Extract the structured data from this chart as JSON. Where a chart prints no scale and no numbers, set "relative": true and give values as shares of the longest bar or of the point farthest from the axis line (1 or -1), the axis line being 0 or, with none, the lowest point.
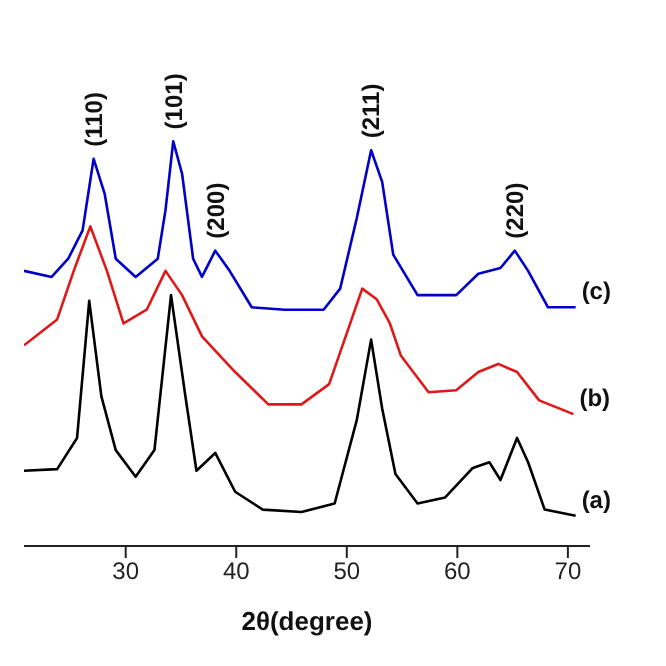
{
  "chart_data": {
    "type": "line",
    "relative": true,
    "xlabel": "2θ(degree)",
    "xlim": [
      20.8,
      72
    ],
    "xticks": [
      30,
      40,
      50,
      60,
      70
    ],
    "grid": false,
    "legend": false,
    "marker": "none",
    "line_style": "solid",
    "annotations": [
      {
        "text": "(110)",
        "x": 27.1,
        "y": 0.957
      },
      {
        "text": "(101)",
        "x": 34.3,
        "y": 1.0
      },
      {
        "text": "(200)",
        "x": 38.1,
        "y": 0.73
      },
      {
        "text": "(211)",
        "x": 52.2,
        "y": 0.978
      },
      {
        "text": "(220)",
        "x": 65.2,
        "y": 0.73
      }
    ],
    "series": [
      {
        "name": "(c)",
        "color": "#0000c8",
        "x": [
          20.8,
          23.3,
          24.8,
          26.1,
          27.1,
          28.1,
          29.1,
          30.9,
          32.9,
          33.6,
          34.3,
          35.1,
          36.1,
          36.9,
          38.1,
          39.4,
          41.4,
          44.4,
          47.9,
          49.4,
          50.9,
          52.2,
          53.2,
          54.2,
          56.4,
          59.9,
          61.9,
          63.9,
          65.2,
          66.4,
          68.2,
          70.7
        ],
        "values": [
          0.68,
          0.665,
          0.71,
          0.78,
          0.957,
          0.87,
          0.71,
          0.665,
          0.71,
          0.83,
          1.0,
          0.92,
          0.71,
          0.665,
          0.73,
          0.68,
          0.59,
          0.584,
          0.584,
          0.636,
          0.81,
          0.978,
          0.9,
          0.72,
          0.62,
          0.62,
          0.673,
          0.687,
          0.73,
          0.68,
          0.59,
          0.59
        ]
      },
      {
        "name": "(b)",
        "color": "#e01818",
        "x": [
          20.8,
          23.8,
          25.3,
          26.8,
          28.3,
          29.8,
          31.9,
          33.6,
          35.1,
          36.9,
          39.9,
          42.9,
          45.9,
          48.4,
          49.9,
          51.4,
          52.7,
          53.9,
          54.9,
          57.4,
          59.9,
          61.9,
          63.7,
          65.4,
          67.4,
          70.5
        ],
        "values": [
          0.496,
          0.56,
          0.68,
          0.79,
          0.68,
          0.55,
          0.584,
          0.68,
          0.62,
          0.518,
          0.43,
          0.35,
          0.35,
          0.4,
          0.518,
          0.636,
          0.61,
          0.55,
          0.47,
          0.38,
          0.385,
          0.43,
          0.45,
          0.43,
          0.36,
          0.326
        ]
      },
      {
        "name": "(a)",
        "color": "#000000",
        "x": [
          20.8,
          23.8,
          25.6,
          26.7,
          27.8,
          29.1,
          30.9,
          32.6,
          34.1,
          35.4,
          36.4,
          38.1,
          39.9,
          42.4,
          45.9,
          48.9,
          50.9,
          52.2,
          53.2,
          54.4,
          56.4,
          58.9,
          61.4,
          62.9,
          63.9,
          65.4,
          66.4,
          67.9,
          70.7
        ],
        "values": [
          0.186,
          0.19,
          0.267,
          0.606,
          0.37,
          0.237,
          0.171,
          0.237,
          0.62,
          0.37,
          0.186,
          0.23,
          0.134,
          0.09,
          0.084,
          0.105,
          0.311,
          0.51,
          0.34,
          0.178,
          0.105,
          0.12,
          0.193,
          0.207,
          0.163,
          0.267,
          0.207,
          0.09,
          0.075
        ]
      }
    ]
  }
}
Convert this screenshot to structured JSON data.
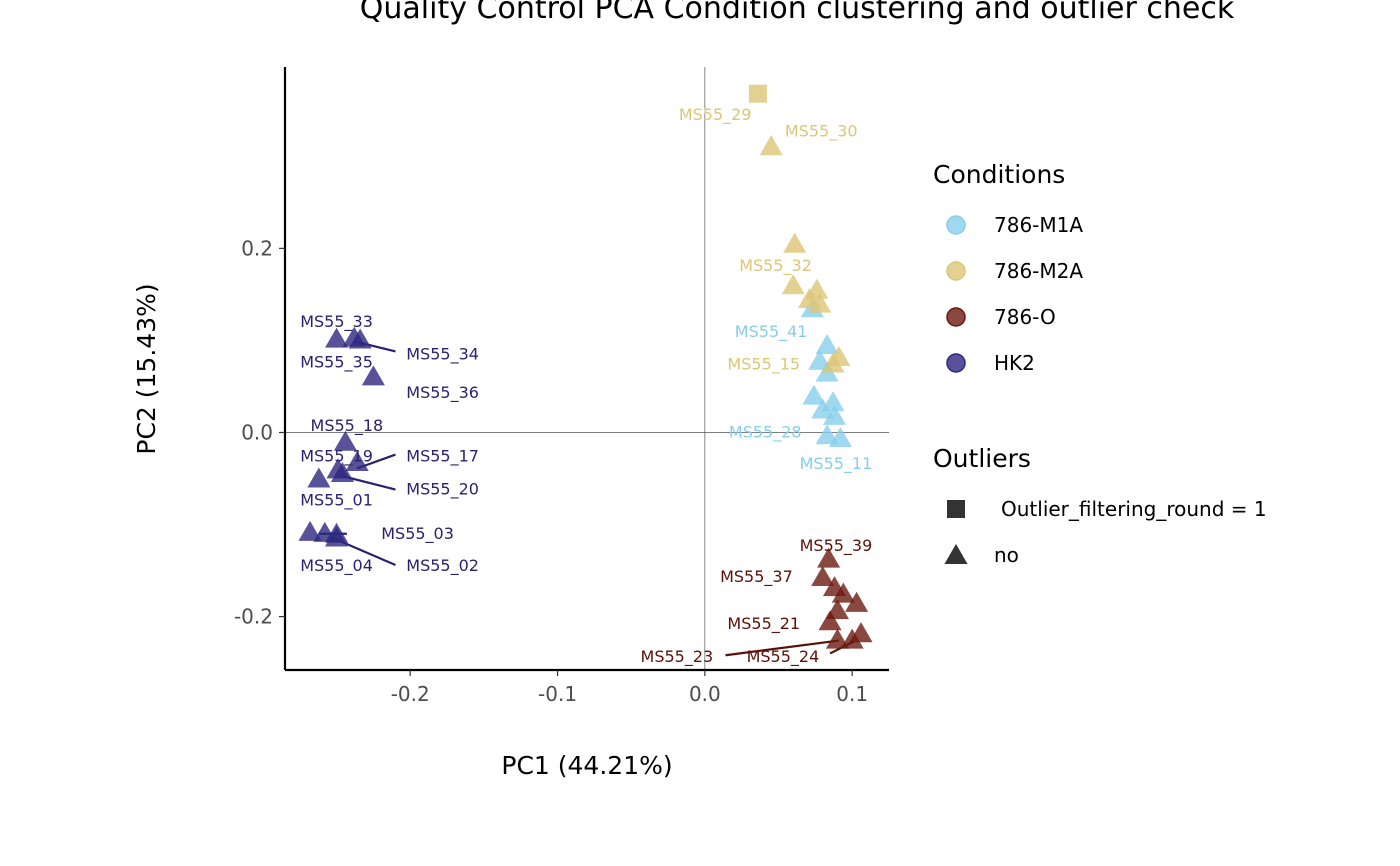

━━━━━━━━━━

### Task instructions
Report only how many lines in the listing contain the string "color".

### Answer in full
3